*Given task*: Restate the material word for word and leave out anything that is a picture.

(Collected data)
§ §
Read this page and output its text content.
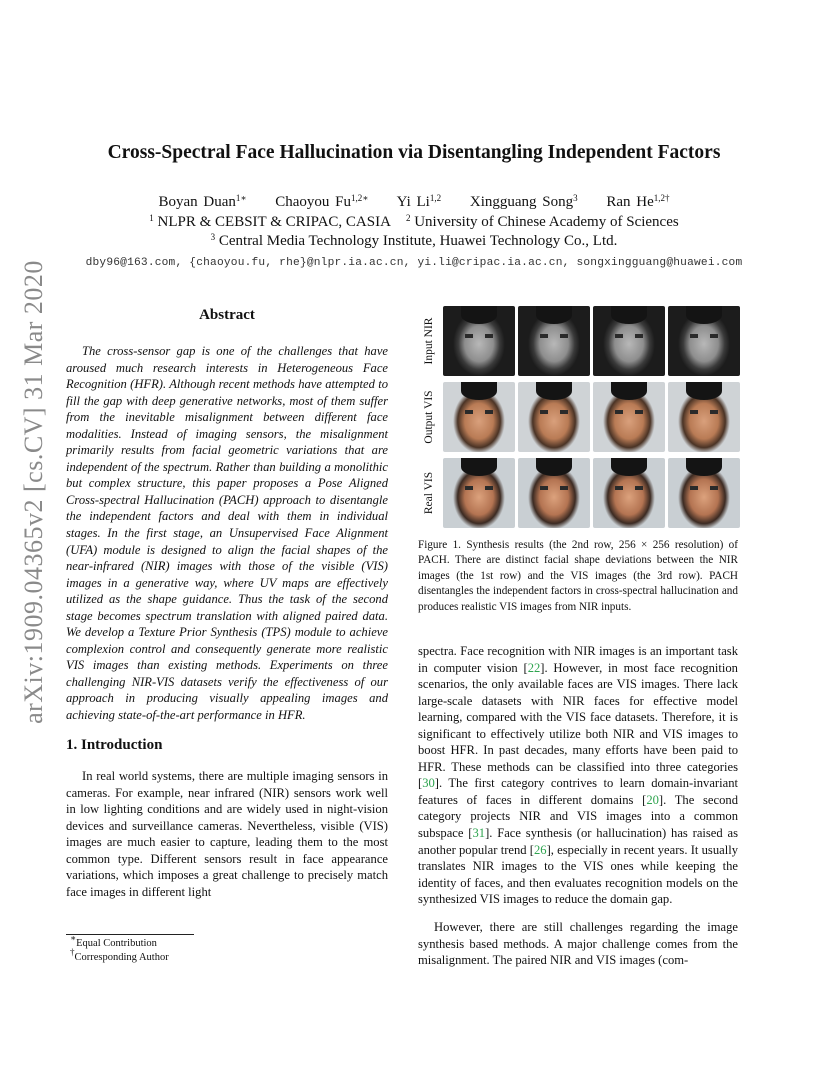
Cross-Spectral Face Hallucination via Disentangling Independent Factors
Boyan Duan$^{1∗}$ Chaoyou $Fu^{1,2∗}$ Yi Li$^{1,2}$ Xingguang Song$^3$ Ran $He^{1,2\dagger}$
$^1$ NLPR & CEBSIT & CRIPAC, CASIA $^2$ University of Chinese Academy of Sciences
$^3$ Central Media Technology Institute, Huawei Technology Co., Ltd.
dby96@163.com, {chaoyou.fu, rhe}@nlpr.ia.ac.cn, yi.li@cripac.ia.ac.cn, songxingguang@huawei.com
arXiv:1909.04365v2 [cs.CV] 31 Mar 2020	Abstract
The cross-sensor gap is one of the challenges that have aroused much research interests in Heterogeneous Face Recognition (HFR). Although recent methods have attempted to fill the gap with deep generative networks, most of them suffer from the inevitable misalignment between different face modalities. Instead of imaging sensors, the misalignment primarily results from facial geometric variations that are independent of the spectrum. Rather than building a monolithic but complex structure, this paper proposes a Pose Aligned Cross-spectral Hallucination (PACH) approach to disentangle the independent factors and deal with them in individual stages. In the first stage, an Unsupervised Face Alignment (UFA) module is designed to align the facial shapes of the near-infrared (NIR) images with those of the visible (VIS) images in a generative way, where UV maps are effectively utilized as the shape guidance. Thus the task of the second stage becomes spectrum translation with aligned paired data. We develop a Texture Prior Synthesis (TPS) module to achieve complexion control and consequently generate more realistic VIS images than existing methods. Experiments on three challenging NIR-VIS datasets verify the effectiveness of our approach in producing visually appealing images and achieving state-of-the-art performance in HFR.
1. Introduction
In real world systems, there are multiple imaging sensors in cameras. For example, near infrared (NIR) sensors work well in low lighting conditions and are widely used in night-vision devices and surveillance cameras. Nevertheless, visible (VIS) images are much easier to capture, leading them to the most common type. Different sensors result in face appearance variations, which imposes a great challenge to precisely match face images in different light
∗Equal Contribution
†Corresponding Author
Input NIR
Output VIS
Real VIS
Figure 1. Synthesis results (the 2nd row, 256 × 256 resolution) of PACH. There are distinct facial shape deviations between the NIR images (the 1st row) and the VIS images (the 3rd row). PACH disentangles the independent factors in cross-spectral hallucination and produces realistic VIS images from NIR inputs.
spectra. Face recognition with NIR images is an important task in computer vision [22]. However, in most face recognition scenarios, the only available faces are VIS images. There lack large-scale datasets with NIR faces for effective model learning, compared with the VIS face datasets. Therefore, it is significant to effectively utilize both NIR and VIS images to boost HFR. In past decades, many efforts have been paid to HFR. These methods can be classified into three categories [30]. The first category contrives to learn domain-invariant features of faces in different domains [20]. The second category projects NIR and VIS images into a common subspace [31]. Face synthesis (or hallucination) has raised as another popular trend [26], especially in recent years. It usually translates NIR images to the VIS ones while keeping the identity of faces, and then evaluates recognition models on the synthesized VIS images to reduce the domain gap.
However, there are still challenges regarding the image synthesis based methods. A major challenge comes from the misalignment. The paired NIR and VIS images (com-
§ §
*Finished answer*:
Read this page and output its text content.
Cross-Spectral Face Hallucination via Disentangling Independent Factors
Boyan Duan$^{1∗}$ Chaoyou $Fu^{1,2∗}$ Yi Li$^{1,2}$ Xingguang Song$^3$ Ran $He^{1,2\dagger}$
$^1$ NLPR & CEBSIT & CRIPAC, CASIA $^2$ University of Chinese Academy of Sciences
$^3$ Central Media Technology Institute, Huawei Technology Co., Ltd.
dby96@163.com, {chaoyou.fu, rhe}@nlpr.ia.ac.cn, yi.li@cripac.ia.ac.cn, songxingguang@huawei.com
arXiv:1909.04365v2 [cs.CV] 31 Mar 2020	Abstract
The cross-sensor gap is one of the challenges that have aroused much research interests in Heterogeneous Face Recognition (HFR). Although recent methods have attempted to fill the gap with deep generative networks, most of them suffer from the inevitable misalignment between different face modalities. Instead of imaging sensors, the misalignment primarily results from facial geometric variations that are independent of the spectrum. Rather than building a monolithic but complex structure, this paper proposes a Pose Aligned Cross-spectral Hallucination (PACH) approach to disentangle the independent factors and deal with them in individual stages. In the first stage, an Unsupervised Face Alignment (UFA) module is designed to align the facial shapes of the near-infrared (NIR) images with those of the visible (VIS) images in a generative way, where UV maps are effectively utilized as the shape guidance. Thus the task of the second stage becomes spectrum translation with aligned paired data. We develop a Texture Prior Synthesis (TPS) module to achieve complexion control and consequently generate more realistic VIS images than existing methods. Experiments on three challenging NIR-VIS datasets verify the effectiveness of our approach in producing visually appealing images and achieving state-of-the-art performance in HFR.
1. Introduction
In real world systems, there are multiple imaging sensors in cameras. For example, near infrared (NIR) sensors work well in low lighting conditions and are widely used in night-vision devices and surveillance cameras. Nevertheless, visible (VIS) images are much easier to capture, leading them to the most common type. Different sensors result in face appearance variations, which imposes a great challenge to precisely match face images in different light
∗Equal Contribution
†Corresponding Author
Input NIR
Output VIS
Real VIS
Figure 1. Synthesis results (the 2nd row, 256 × 256 resolution) of PACH. There are distinct facial shape deviations between the NIR images (the 1st row) and the VIS images (the 3rd row). PACH disentangles the independent factors in cross-spectral hallucination and produces realistic VIS images from NIR inputs.
spectra. Face recognition with NIR images is an important task in computer vision [22]. However, in most face recognition scenarios, the only available faces are VIS images. There lack large-scale datasets with NIR faces for effective model learning, compared with the VIS face datasets. Therefore, it is significant to effectively utilize both NIR and VIS images to boost HFR. In past decades, many efforts have been paid to HFR. These methods can be classified into three categories [30]. The first category contrives to learn domain-invariant features of faces in different domains [20]. The second category projects NIR and VIS images into a common subspace [31]. Face synthesis (or hallucination) has raised as another popular trend [26], especially in recent years. It usually translates NIR images to the VIS ones while keeping the identity of faces, and then evaluates recognition models on the synthesized VIS images to reduce the domain gap.
However, there are still challenges regarding the image synthesis based methods. A major challenge comes from the misalignment. The paired NIR and VIS images (com-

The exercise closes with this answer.